# [EXERCISE DETAILS]
Every record below should be printed exactly as given.

# [DATA]
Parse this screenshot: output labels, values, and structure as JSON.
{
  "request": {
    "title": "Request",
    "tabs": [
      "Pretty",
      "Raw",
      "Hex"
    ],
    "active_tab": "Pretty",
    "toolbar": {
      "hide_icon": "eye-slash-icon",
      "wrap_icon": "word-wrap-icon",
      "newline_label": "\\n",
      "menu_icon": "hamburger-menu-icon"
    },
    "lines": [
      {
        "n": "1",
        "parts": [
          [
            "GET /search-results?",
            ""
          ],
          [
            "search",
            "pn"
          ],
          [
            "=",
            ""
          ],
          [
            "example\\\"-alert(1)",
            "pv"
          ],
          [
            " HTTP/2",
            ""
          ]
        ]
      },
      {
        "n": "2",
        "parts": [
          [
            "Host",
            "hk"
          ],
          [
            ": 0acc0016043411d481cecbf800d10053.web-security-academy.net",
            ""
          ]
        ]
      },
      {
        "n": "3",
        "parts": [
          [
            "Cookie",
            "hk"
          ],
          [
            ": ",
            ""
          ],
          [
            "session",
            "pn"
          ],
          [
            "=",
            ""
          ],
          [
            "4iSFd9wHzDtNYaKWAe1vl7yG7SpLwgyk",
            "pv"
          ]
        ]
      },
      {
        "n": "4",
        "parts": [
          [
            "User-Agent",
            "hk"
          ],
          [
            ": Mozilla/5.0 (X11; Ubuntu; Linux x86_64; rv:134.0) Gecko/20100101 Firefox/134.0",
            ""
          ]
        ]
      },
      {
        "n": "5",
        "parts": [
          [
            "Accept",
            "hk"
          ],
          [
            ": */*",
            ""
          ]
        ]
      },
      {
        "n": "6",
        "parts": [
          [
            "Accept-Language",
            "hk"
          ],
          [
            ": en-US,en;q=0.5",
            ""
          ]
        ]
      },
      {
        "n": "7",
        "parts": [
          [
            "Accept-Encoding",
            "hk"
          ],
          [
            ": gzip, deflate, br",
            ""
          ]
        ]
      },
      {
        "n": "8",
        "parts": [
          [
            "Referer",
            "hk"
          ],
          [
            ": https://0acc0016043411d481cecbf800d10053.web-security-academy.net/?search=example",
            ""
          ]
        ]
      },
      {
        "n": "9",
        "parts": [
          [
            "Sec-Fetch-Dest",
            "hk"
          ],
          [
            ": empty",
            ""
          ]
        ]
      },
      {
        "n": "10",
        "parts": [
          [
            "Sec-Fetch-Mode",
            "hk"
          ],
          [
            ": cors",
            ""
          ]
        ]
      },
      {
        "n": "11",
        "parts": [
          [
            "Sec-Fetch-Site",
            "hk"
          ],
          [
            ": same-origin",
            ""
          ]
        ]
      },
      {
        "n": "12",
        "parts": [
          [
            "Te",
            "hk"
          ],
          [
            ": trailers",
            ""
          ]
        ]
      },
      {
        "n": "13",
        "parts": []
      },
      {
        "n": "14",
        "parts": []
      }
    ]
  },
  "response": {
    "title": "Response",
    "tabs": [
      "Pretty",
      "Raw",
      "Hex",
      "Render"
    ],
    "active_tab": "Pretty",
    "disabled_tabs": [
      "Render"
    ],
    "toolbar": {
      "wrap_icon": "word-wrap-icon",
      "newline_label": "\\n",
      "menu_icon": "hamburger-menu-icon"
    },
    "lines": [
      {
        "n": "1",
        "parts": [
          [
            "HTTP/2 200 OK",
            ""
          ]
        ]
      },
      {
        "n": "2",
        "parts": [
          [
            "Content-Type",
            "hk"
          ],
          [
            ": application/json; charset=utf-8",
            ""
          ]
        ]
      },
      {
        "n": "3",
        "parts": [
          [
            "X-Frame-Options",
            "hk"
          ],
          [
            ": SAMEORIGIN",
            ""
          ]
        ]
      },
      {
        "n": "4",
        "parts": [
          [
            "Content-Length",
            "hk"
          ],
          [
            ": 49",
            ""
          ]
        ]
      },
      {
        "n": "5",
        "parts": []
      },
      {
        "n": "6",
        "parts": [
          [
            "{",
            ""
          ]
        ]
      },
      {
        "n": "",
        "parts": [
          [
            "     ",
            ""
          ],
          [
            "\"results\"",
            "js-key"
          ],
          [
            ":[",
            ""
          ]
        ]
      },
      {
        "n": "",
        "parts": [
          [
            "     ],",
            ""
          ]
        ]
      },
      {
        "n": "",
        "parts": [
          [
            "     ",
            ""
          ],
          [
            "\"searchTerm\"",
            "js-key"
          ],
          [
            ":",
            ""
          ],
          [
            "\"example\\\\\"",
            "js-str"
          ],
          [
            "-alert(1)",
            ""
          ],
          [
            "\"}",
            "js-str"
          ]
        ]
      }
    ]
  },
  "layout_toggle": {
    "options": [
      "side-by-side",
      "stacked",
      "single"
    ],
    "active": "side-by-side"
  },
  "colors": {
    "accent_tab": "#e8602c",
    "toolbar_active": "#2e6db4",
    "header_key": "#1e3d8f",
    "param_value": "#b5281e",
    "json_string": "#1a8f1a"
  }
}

# [REPLY TO THE EXERCISE]
Parse this screenshot: output labels, values, and structure as JSON.
{
  "request": {
    "title": "Request",
    "tabs": [
      "Pretty",
      "Raw",
      "Hex"
    ],
    "active_tab": "Pretty",
    "toolbar": {
      "hide_icon": "eye-slash-icon",
      "wrap_icon": "word-wrap-icon",
      "newline_label": "\\n",
      "menu_icon": "hamburger-menu-icon"
    },
    "lines": [
      {
        "n": "1",
        "parts": [
          [
            "GET /search-results?",
            ""
          ],
          [
            "search",
            "pn"
          ],
          [
            "=",
            ""
          ],
          [
            "example\\\"-alert(1)",
            "pv"
          ],
          [
            " HTTP/2",
            ""
          ]
        ]
      },
      {
        "n": "2",
        "parts": [
          [
            "Host",
            "hk"
          ],
          [
            ": 0acc0016043411d481cecbf800d10053.web-security-academy.net",
            ""
          ]
        ]
      },
      {
        "n": "3",
        "parts": [
          [
            "Cookie",
            "hk"
          ],
          [
            ": ",
            ""
          ],
          [
            "session",
            "pn"
          ],
          [
            "=",
            ""
          ],
          [
            "4iSFd9wHzDtNYaKWAe1vl7yG7SpLwgyk",
            "pv"
          ]
        ]
      },
      {
        "n": "4",
        "parts": [
          [
            "User-Agent",
            "hk"
          ],
          [
            ": Mozilla/5.0 (X11; Ubuntu; Linux x86_64; rv:134.0) Gecko/20100101 Firefox/134.0",
            ""
          ]
        ]
      },
      {
        "n": "5",
        "parts": [
          [
            "Accept",
            "hk"
          ],
          [
            ": */*",
            ""
          ]
        ]
      },
      {
        "n": "6",
        "parts": [
          [
            "Accept-Language",
            "hk"
          ],
          [
            ": en-US,en;q=0.5",
            ""
          ]
        ]
      },
      {
        "n": "7",
        "parts": [
          [
            "Accept-Encoding",
            "hk"
          ],
          [
            ": gzip, deflate, br",
            ""
          ]
        ]
      },
      {
        "n": "8",
        "parts": [
          [
            "Referer",
            "hk"
          ],
          [
            ": https://0acc0016043411d481cecbf800d10053.web-security-academy.net/?search=example",
            ""
          ]
        ]
      },
      {
        "n": "9",
        "parts": [
          [
            "Sec-Fetch-Dest",
            "hk"
          ],
          [
            ": empty",
            ""
          ]
        ]
      },
      {
        "n": "10",
        "parts": [
          [
            "Sec-Fetch-Mode",
            "hk"
          ],
          [
            ": cors",
            ""
          ]
        ]
      },
      {
        "n": "11",
        "parts": [
          [
            "Sec-Fetch-Site",
            "hk"
          ],
          [
            ": same-origin",
            ""
          ]
        ]
      },
      {
        "n": "12",
        "parts": [
          [
            "Te",
            "hk"
          ],
          [
            ": trailers",
            ""
          ]
        ]
      },
      {
        "n": "13",
        "parts": []
      },
      {
        "n": "14",
        "parts": []
      }
    ]
  },
  "response": {
    "title": "Response",
    "tabs": [
      "Pretty",
      "Raw",
      "Hex",
      "Render"
    ],
    "active_tab": "Pretty",
    "disabled_tabs": [
      "Render"
    ],
    "toolbar": {
      "wrap_icon": "word-wrap-icon",
      "newline_label": "\\n",
      "menu_icon": "hamburger-menu-icon"
    },
    "lines": [
      {
        "n": "1",
        "parts": [
          [
            "HTTP/2 200 OK",
            ""
          ]
        ]
      },
      {
        "n": "2",
        "parts": [
          [
            "Content-Type",
            "hk"
          ],
          [
            ": application/json; charset=utf-8",
            ""
          ]
        ]
      },
      {
        "n": "3",
        "parts": [
          [
            "X-Frame-Options",
            "hk"
          ],
          [
            ": SAMEORIGIN",
            ""
          ]
        ]
      },
      {
        "n": "4",
        "parts": [
          [
            "Content-Length",
            "hk"
          ],
          [
            ": 49",
            ""
          ]
        ]
      },
      {
        "n": "5",
        "parts": []
      },
      {
        "n": "6",
        "parts": [
          [
            "{",
            ""
          ]
        ]
      },
      {
        "n": "",
        "parts": [
          [
            "     ",
            ""
          ],
          [
            "\"results\"",
            "js-key"
          ],
          [
            ":[",
            ""
          ]
        ]
      },
      {
        "n": "",
        "parts": [
          [
            "     ],",
            ""
          ]
        ]
      },
      {
        "n": "",
        "parts": [
          [
            "     ",
            ""
          ],
          [
            "\"searchTerm\"",
            "js-key"
          ],
          [
            ":",
            ""
          ],
          [
            "\"example\\\\\"",
            "js-str"
          ],
          [
            "-alert(1)",
            ""
          ],
          [
            "\"}",
            "js-str"
          ]
        ]
      }
    ]
  },
  "layout_toggle": {
    "options": [
      "side-by-side",
      "stacked",
      "single"
    ],
    "active": "side-by-side"
  },
  "colors": {
    "accent_tab": "#e8602c",
    "toolbar_active": "#2e6db4",
    "header_key": "#1e3d8f",
    "param_value": "#b5281e",
    "json_string": "#1a8f1a"
  }
}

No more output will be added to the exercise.